_PROBLEM TO WORK ON_
Check each line below for the word "path", and copy those that have it.

── RAW DATA

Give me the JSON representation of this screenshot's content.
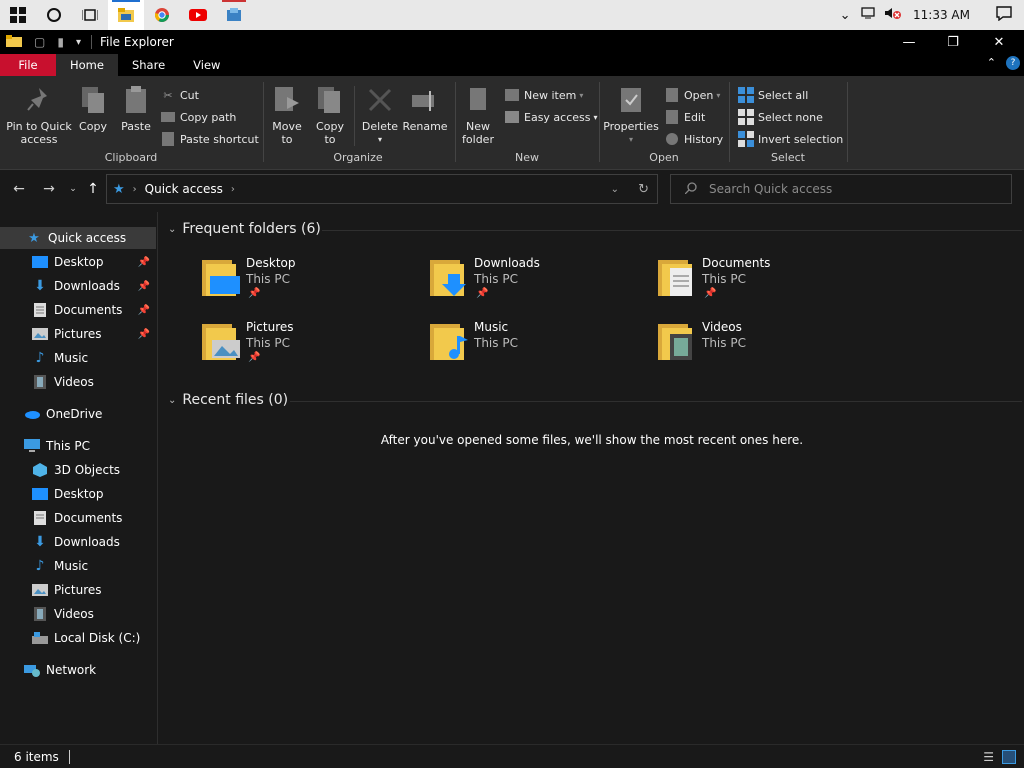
{
  "taskbar": {
    "clock": "11:33 AM"
  },
  "window": {
    "title": "File Explorer"
  },
  "tabs": {
    "file": "File",
    "home": "Home",
    "share": "Share",
    "view": "View"
  },
  "ribbon": {
    "clipboard": {
      "label": "Clipboard",
      "pin": "Pin to Quick access",
      "copy": "Copy",
      "paste": "Paste",
      "cut": "Cut",
      "copy_path": "Copy path",
      "paste_shortcut": "Paste shortcut"
    },
    "organize": {
      "label": "Organize",
      "move_to": "Move to",
      "copy_to": "Copy to",
      "delete": "Delete",
      "rename": "Rename"
    },
    "new": {
      "label": "New",
      "new_folder": "New folder",
      "new_item": "New item",
      "easy_access": "Easy access"
    },
    "open": {
      "label": "Open",
      "properties": "Properties",
      "open": "Open",
      "edit": "Edit",
      "history": "History"
    },
    "select": {
      "label": "Select",
      "select_all": "Select all",
      "select_none": "Select none",
      "invert": "Invert selection"
    }
  },
  "address": {
    "path": "Quick access",
    "search_placeholder": "Search Quick access"
  },
  "nav": {
    "quick_access": "Quick access",
    "qa_items": [
      "Desktop",
      "Downloads",
      "Documents",
      "Pictures",
      "Music",
      "Videos"
    ],
    "onedrive": "OneDrive",
    "this_pc": "This PC",
    "pc_items": [
      "3D Objects",
      "Desktop",
      "Documents",
      "Downloads",
      "Music",
      "Pictures",
      "Videos",
      "Local Disk (C:)"
    ],
    "network": "Network"
  },
  "content": {
    "frequent_header": "Frequent folders (6)",
    "recent_header": "Recent files (0)",
    "recent_empty": "After you've opened some files, we'll show the most recent ones here.",
    "folders": [
      {
        "name": "Desktop",
        "location": "This PC",
        "pinned": true
      },
      {
        "name": "Downloads",
        "location": "This PC",
        "pinned": true
      },
      {
        "name": "Documents",
        "location": "This PC",
        "pinned": true
      },
      {
        "name": "Pictures",
        "location": "This PC",
        "pinned": true
      },
      {
        "name": "Music",
        "location": "This PC",
        "pinned": false
      },
      {
        "name": "Videos",
        "location": "This PC",
        "pinned": false
      }
    ]
  },
  "status": {
    "items": "6 items"
  },
  "colors": {
    "file_tab": "#c8102e",
    "folder_yellow": "#e9c46a",
    "accent_blue": "#1e90ff"
  }
}
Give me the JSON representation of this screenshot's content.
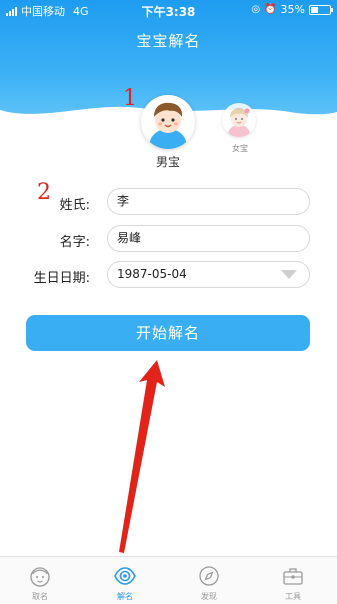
{
  "status_bar": {
    "carrier": "中国移动",
    "network": "4G",
    "time": "下午3:38",
    "battery": "35%"
  },
  "header": {
    "title": "宝宝解名"
  },
  "annotations": {
    "marker_1": "1",
    "marker_2": "2"
  },
  "gender": {
    "boy_label": "男宝",
    "girl_label": "女宝",
    "selected": "男宝"
  },
  "form": {
    "surname_label": "姓氏:",
    "surname_value": "李",
    "given_name_label": "名字:",
    "given_name_value": "易峰",
    "birthday_label": "生日日期:",
    "birthday_value": "1987-05-04"
  },
  "start_button": "开始解名",
  "tabs": [
    {
      "label": "取名",
      "icon": "baby-face-icon",
      "active": false
    },
    {
      "label": "解名",
      "icon": "eye-icon",
      "active": true
    },
    {
      "label": "发现",
      "icon": "compass-icon",
      "active": false
    },
    {
      "label": "工具",
      "icon": "toolbox-icon",
      "active": false
    }
  ],
  "colors": {
    "primary": "#3aaef3",
    "header_top": "#1e9cf0",
    "annotation_red": "#e2231a",
    "tab_active": "#2a9be8"
  }
}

────

_RESULT OF THIS TASK_
      "copy_path": "Copy path",
    "path": "Quick access",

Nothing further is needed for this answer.